* _What is expected_: In the copy, include every entry exactly but none of the pictures.

* _Data supplied_:

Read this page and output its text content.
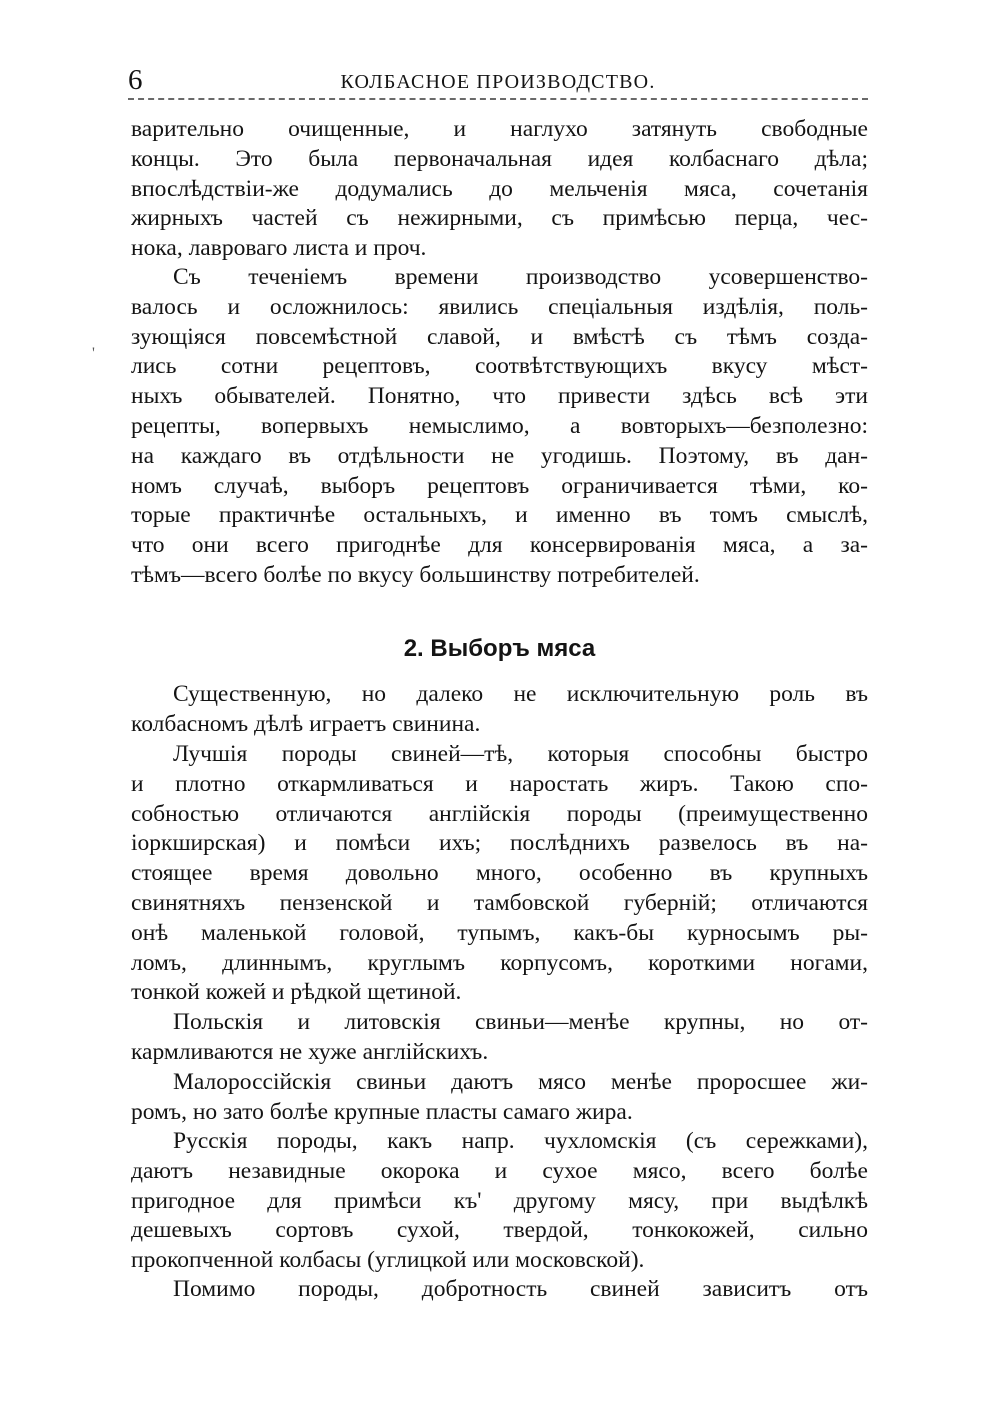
6	КОЛБАСНОЕ ПРОИЗВОДСТВО.
'
варительно очищенные, и наглухо затянуть свободные
концы. Это была первоначальная идея колбаснаго дѣла;
впослѣдствіи-же додумались до мельченія мяса, сочетанія
жирныхъ частей съ нежирными, съ примѣсью перца, чес-
нока, лавроваго листа и проч.
Съ теченіемъ времени производство усовершенство-
валось и осложнилось: явились спеціальныя издѣлія, поль-
зующіяся повсемѣстной славой, и вмѣстѣ съ тѣмъ созда-
лись сотни рецептовъ, соотвѣтствующихъ вкусу мѣст-
ныхъ обывателей. Понятно, что привести здѣсь всѣ эти
рецепты, вопервыхъ немыслимо, а вовторыхъ—безполезно:
на каждаго въ отдѣльности не угодишь. Поэтому, въ дан-
номъ случаѣ, выборъ рецептовъ ограничивается тѣми, ко-
торые практичнѣе остальныхъ, и именно въ томъ смыслѣ,
что они всего пригоднѣе для консервированія мяса, а за-
тѣмъ—всего болѣе по вкусу большинству потребителей.
2. Выборъ мяса
Существенную, но далеко не исключительную роль въ
колбасномъ дѣлѣ играетъ свинина.
Лучшія породы свиней—тѣ, которыя способны быстро
и плотно откармливаться и наростать жиръ. Такою спо-
собностью отличаются англійскія породы (преимущественно
іоркширская) и помѣси ихъ; послѣднихъ развелось въ на-
стоящее время довольно много, особенно въ крупныхъ
свинятняхъ пензенской и тамбовской губерній; отличаются
онѣ маленькой головой, тупымъ, какъ-бы курносымъ ры-
ломъ, длиннымъ, круглымъ корпусомъ, короткими ногами,
тонкой кожей и рѣдкой щетиной.
Польскія и литовскія свиньи—менѣе крупны, но от-
кармливаются не хуже англійскихъ.
Малороссійскія свиньи даютъ мясо менѣе проросшее жи-
ромъ, но зато болѣе крупные пласты самаго жира.
Русскія породы, какъ напр. чухломскія (съ сережками),
даютъ незавидные окорока и сухое мясо, всего болѣе
пригодное для примѣси къ' другому мясу, при выдѣлкѣ
дешевыхъ сортовъ сухой, твердой, тонкокожей, сильно
прокопченной колбасы (углицкой или московской).
Помимо породы, добротность свиней зависитъ отъ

* _Correct output_:
Read this page and output its text content.
6	КОЛБАСНОЕ ПРОИЗВОДСТВО.
'
варительно очищенные, и наглухо затянуть свободные
концы. Это была первоначальная идея колбаснаго дѣла;
впослѣдствіи-же додумались до мельченія мяса, сочетанія
жирныхъ частей съ нежирными, съ примѣсью перца, чес-
нока, лавроваго листа и проч.
Съ теченіемъ времени производство усовершенство-
валось и осложнилось: явились спеціальныя издѣлія, поль-
зующіяся повсемѣстной славой, и вмѣстѣ съ тѣмъ созда-
лись сотни рецептовъ, соотвѣтствующихъ вкусу мѣст-
ныхъ обывателей. Понятно, что привести здѣсь всѣ эти
рецепты, вопервыхъ немыслимо, а вовторыхъ—безполезно:
на каждаго въ отдѣльности не угодишь. Поэтому, въ дан-
номъ случаѣ, выборъ рецептовъ ограничивается тѣми, ко-
торые практичнѣе остальныхъ, и именно въ томъ смыслѣ,
что они всего пригоднѣе для консервированія мяса, а за-
тѣмъ—всего болѣе по вкусу большинству потребителей.
2. Выборъ мяса
Существенную, но далеко не исключительную роль въ
колбасномъ дѣлѣ играетъ свинина.
Лучшія породы свиней—тѣ, которыя способны быстро
и плотно откармливаться и наростать жиръ. Такою спо-
собностью отличаются англійскія породы (преимущественно
іоркширская) и помѣси ихъ; послѣднихъ развелось въ на-
стоящее время довольно много, особенно въ крупныхъ
свинятняхъ пензенской и тамбовской губерній; отличаются
онѣ маленькой головой, тупымъ, какъ-бы курносымъ ры-
ломъ, длиннымъ, круглымъ корпусомъ, короткими ногами,
тонкой кожей и рѣдкой щетиной.
Польскія и литовскія свиньи—менѣе крупны, но от-
кармливаются не хуже англійскихъ.
Малороссійскія свиньи даютъ мясо менѣе проросшее жи-
ромъ, но зато болѣе крупные пласты самаго жира.
Русскія породы, какъ напр. чухломскія (съ сережками),
даютъ незавидные окорока и сухое мясо, всего болѣе
пригодное для примѣси къ' другому мясу, при выдѣлкѣ
дешевыхъ сортовъ сухой, твердой, тонкокожей, сильно
прокопченной колбасы (углицкой или московской).
Помимо породы, добротность свиней зависитъ отъ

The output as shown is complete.